====== RECORDS

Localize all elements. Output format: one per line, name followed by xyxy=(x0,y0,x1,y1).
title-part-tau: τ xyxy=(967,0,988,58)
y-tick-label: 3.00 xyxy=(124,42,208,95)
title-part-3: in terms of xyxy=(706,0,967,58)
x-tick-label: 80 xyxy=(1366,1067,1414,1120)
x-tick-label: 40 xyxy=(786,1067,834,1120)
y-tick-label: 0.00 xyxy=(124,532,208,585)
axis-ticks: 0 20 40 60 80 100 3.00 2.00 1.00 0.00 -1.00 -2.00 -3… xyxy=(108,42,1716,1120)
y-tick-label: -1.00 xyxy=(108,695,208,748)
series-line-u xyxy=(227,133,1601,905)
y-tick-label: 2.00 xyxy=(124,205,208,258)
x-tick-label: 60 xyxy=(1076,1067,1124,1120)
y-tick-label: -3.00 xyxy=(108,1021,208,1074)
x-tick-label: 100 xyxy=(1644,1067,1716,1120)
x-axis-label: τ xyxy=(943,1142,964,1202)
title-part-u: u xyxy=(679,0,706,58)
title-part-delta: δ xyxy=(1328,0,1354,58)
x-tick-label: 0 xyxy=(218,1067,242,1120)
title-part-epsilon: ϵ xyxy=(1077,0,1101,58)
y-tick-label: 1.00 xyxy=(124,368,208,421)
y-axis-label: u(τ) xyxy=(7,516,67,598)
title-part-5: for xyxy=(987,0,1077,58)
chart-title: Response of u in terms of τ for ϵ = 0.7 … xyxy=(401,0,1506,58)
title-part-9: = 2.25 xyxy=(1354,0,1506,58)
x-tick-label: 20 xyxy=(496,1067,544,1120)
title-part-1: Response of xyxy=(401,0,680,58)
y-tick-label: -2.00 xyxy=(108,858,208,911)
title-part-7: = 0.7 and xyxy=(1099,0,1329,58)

============

Reproduce the lines above word for word.

Localize all elements. Output format: one per line, name followed by xyxy=(x0,y0,x1,y1).
title-part-tau: τ xyxy=(967,0,988,58)
y-tick-label: 3.00 xyxy=(124,42,208,95)
title-part-3: in terms of xyxy=(706,0,967,58)
x-tick-label: 80 xyxy=(1366,1067,1414,1120)
x-tick-label: 40 xyxy=(786,1067,834,1120)
y-tick-label: 0.00 xyxy=(124,532,208,585)
axis-ticks: 0 20 40 60 80 100 3.00 2.00 1.00 0.00 -1.00 -2.00 -3… xyxy=(108,42,1716,1120)
y-tick-label: -1.00 xyxy=(108,695,208,748)
series-line-u xyxy=(227,133,1601,905)
y-tick-label: 2.00 xyxy=(124,205,208,258)
x-tick-label: 60 xyxy=(1076,1067,1124,1120)
y-tick-label: -3.00 xyxy=(108,1021,208,1074)
x-tick-label: 100 xyxy=(1644,1067,1716,1120)
x-axis-label: τ xyxy=(943,1142,964,1202)
title-part-u: u xyxy=(679,0,706,58)
title-part-delta: δ xyxy=(1328,0,1354,58)
x-tick-label: 0 xyxy=(218,1067,242,1120)
title-part-epsilon: ϵ xyxy=(1077,0,1101,58)
y-tick-label: 1.00 xyxy=(124,368,208,421)
y-axis-label: u(τ) xyxy=(7,516,67,598)
title-part-5: for xyxy=(987,0,1077,58)
chart-title: Response of u in terms of τ for ϵ = 0.7 … xyxy=(401,0,1506,58)
title-part-9: = 2.25 xyxy=(1354,0,1506,58)
x-tick-label: 20 xyxy=(496,1067,544,1120)
title-part-1: Response of xyxy=(401,0,680,58)
y-tick-label: -2.00 xyxy=(108,858,208,911)
title-part-7: = 0.7 and xyxy=(1099,0,1329,58)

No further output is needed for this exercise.